(Records from a data collection)
▬▬▬▬▬▬

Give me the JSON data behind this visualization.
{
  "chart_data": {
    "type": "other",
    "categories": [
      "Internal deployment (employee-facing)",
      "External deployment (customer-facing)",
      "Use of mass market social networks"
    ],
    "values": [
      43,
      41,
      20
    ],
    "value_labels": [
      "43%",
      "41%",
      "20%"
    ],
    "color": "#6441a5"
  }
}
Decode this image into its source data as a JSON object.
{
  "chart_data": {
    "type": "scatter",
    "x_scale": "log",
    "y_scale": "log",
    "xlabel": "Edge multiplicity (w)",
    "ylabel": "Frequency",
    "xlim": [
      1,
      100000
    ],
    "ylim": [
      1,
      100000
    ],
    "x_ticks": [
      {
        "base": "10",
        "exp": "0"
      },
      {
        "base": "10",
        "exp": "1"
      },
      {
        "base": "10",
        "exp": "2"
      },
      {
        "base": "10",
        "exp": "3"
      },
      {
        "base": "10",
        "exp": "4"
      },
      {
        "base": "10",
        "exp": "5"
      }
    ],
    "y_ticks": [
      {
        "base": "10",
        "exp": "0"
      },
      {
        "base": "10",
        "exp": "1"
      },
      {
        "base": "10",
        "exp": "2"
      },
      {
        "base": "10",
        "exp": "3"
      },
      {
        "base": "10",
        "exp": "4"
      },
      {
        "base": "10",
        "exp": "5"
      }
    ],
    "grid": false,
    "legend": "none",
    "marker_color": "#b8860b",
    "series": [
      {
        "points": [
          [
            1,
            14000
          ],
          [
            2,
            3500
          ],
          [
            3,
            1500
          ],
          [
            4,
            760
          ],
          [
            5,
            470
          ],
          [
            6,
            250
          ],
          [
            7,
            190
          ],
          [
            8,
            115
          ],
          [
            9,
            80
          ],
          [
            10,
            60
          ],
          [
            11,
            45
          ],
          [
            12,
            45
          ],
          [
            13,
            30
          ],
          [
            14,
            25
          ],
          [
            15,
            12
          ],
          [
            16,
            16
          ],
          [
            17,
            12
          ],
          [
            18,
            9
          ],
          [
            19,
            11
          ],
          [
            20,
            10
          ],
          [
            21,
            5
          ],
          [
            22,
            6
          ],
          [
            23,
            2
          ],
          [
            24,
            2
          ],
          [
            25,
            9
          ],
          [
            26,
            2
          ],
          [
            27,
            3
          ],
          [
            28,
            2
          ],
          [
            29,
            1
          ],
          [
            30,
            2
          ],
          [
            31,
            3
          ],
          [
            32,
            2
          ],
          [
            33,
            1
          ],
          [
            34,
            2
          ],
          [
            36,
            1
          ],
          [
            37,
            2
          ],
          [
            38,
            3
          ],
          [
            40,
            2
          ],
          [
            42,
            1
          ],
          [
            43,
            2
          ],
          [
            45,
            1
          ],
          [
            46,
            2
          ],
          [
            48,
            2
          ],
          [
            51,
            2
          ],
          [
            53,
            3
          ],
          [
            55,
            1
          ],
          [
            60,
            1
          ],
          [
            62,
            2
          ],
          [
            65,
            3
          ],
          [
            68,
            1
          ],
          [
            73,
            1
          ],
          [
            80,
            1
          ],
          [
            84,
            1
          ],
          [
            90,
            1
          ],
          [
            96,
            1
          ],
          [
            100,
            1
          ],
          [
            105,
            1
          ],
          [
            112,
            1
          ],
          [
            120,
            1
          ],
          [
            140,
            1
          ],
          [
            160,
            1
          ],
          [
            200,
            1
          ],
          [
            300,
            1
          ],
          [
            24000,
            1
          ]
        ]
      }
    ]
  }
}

▬▬▬▬▬▬

| Exercise task |
Count the lines of the data that contain the string "this", and reply with that number alone.

| Task response |
2